Saved entries
=-=-=-=-=
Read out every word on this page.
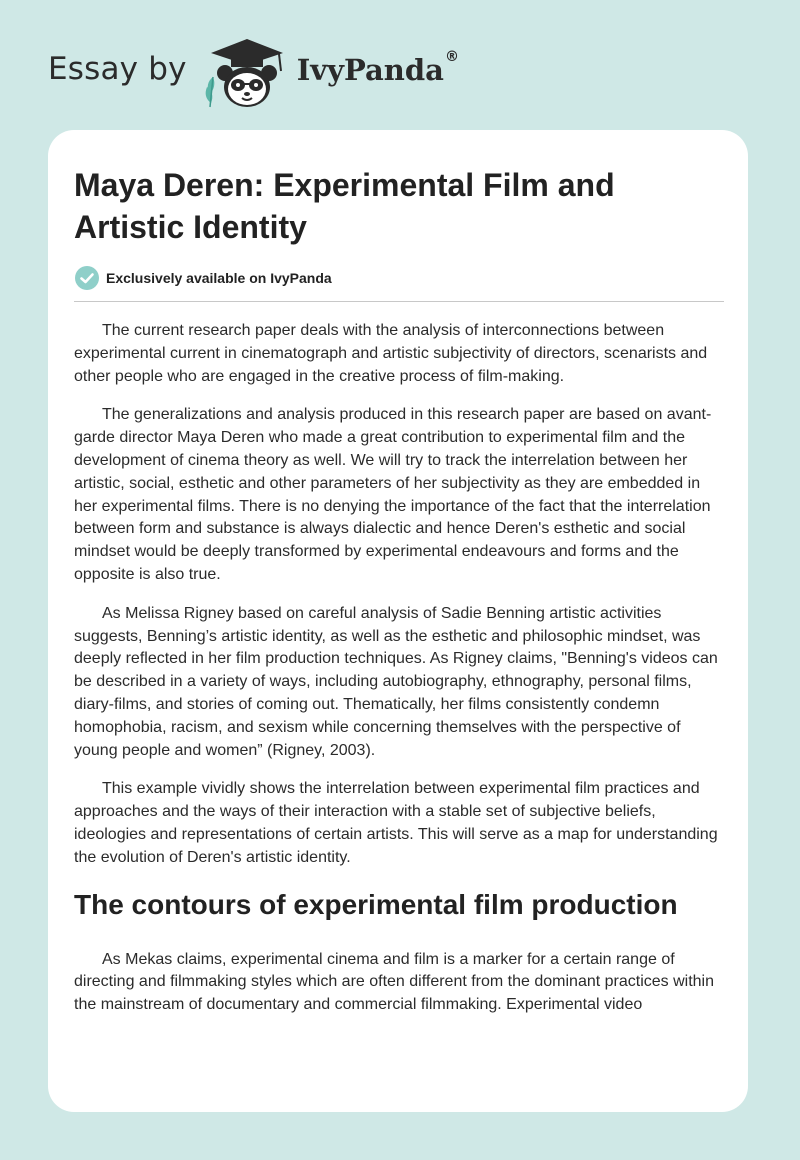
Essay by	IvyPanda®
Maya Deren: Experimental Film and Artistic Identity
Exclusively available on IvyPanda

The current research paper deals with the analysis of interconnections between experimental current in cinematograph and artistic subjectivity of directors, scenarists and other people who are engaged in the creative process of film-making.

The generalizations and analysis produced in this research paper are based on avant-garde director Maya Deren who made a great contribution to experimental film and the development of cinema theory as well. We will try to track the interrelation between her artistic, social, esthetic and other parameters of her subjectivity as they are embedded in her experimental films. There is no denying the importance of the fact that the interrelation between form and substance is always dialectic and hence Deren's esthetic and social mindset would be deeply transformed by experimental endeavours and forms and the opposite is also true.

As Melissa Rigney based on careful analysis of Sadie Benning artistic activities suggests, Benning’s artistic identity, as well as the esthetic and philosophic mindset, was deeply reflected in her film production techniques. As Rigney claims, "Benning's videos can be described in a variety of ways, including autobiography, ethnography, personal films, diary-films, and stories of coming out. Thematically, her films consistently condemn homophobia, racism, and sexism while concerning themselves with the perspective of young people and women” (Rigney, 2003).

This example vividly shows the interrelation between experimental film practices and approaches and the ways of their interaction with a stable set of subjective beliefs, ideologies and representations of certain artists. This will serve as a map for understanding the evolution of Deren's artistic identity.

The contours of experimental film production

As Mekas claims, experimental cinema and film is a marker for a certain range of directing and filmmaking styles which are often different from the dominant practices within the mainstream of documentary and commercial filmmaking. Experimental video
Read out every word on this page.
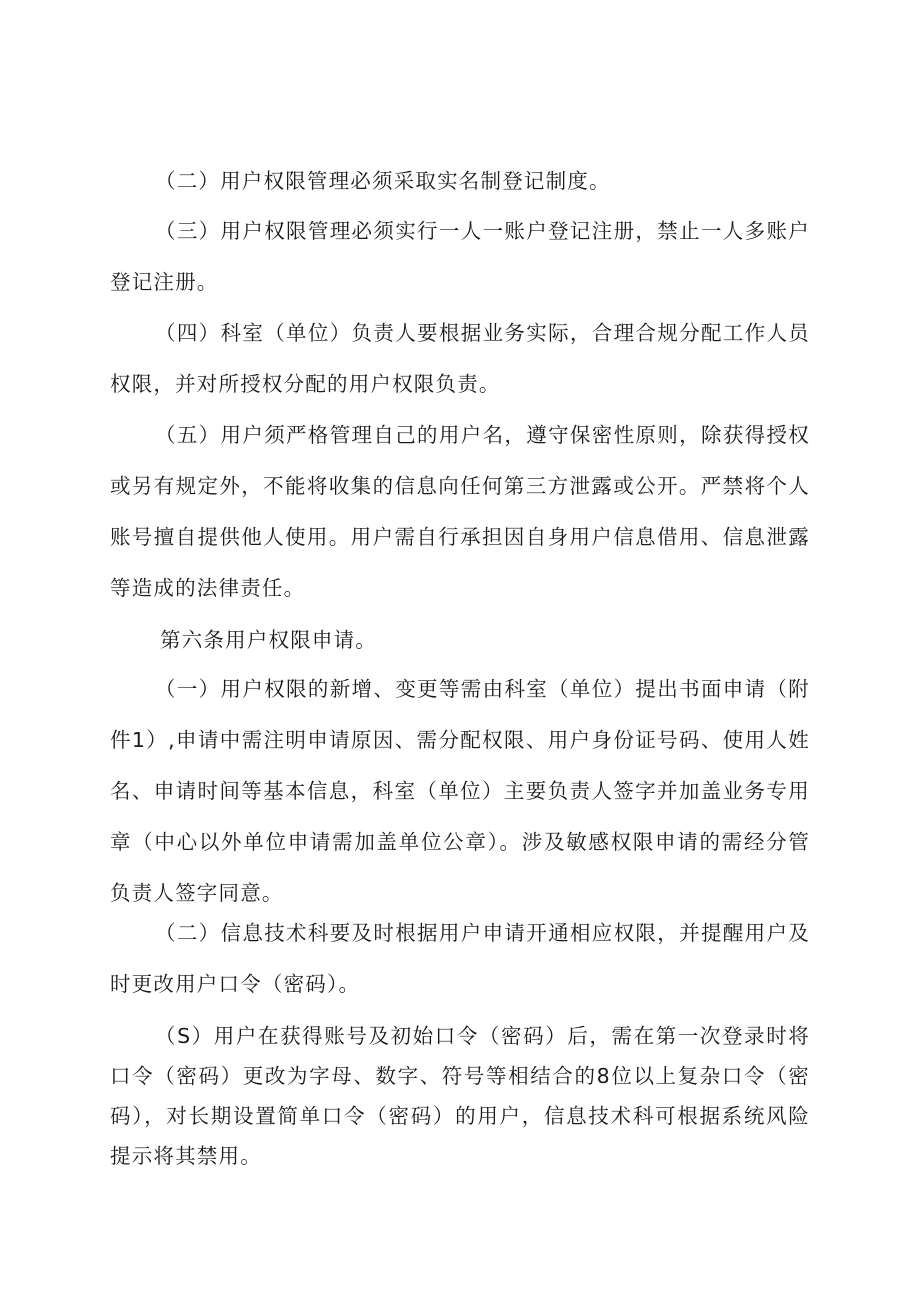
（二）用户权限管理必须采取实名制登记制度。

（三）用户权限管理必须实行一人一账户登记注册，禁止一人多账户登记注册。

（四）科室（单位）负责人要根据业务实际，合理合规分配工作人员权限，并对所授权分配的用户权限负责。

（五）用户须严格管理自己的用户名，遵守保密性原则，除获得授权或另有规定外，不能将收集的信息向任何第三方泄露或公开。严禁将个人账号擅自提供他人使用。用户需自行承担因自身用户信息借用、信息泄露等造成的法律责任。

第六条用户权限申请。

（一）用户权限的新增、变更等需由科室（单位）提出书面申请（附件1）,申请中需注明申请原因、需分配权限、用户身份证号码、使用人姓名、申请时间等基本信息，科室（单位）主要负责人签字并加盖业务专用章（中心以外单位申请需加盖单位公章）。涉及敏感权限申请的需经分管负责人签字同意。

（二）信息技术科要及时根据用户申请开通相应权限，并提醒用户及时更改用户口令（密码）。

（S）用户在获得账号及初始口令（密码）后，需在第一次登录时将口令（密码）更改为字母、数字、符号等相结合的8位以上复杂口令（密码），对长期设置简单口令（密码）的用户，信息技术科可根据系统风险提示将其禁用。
=-=-=-=-=
- EXERCISE -
Count the lines in the records above that hold the word "IvyPanda", and give only that number.

- FULL OUTPUT -
2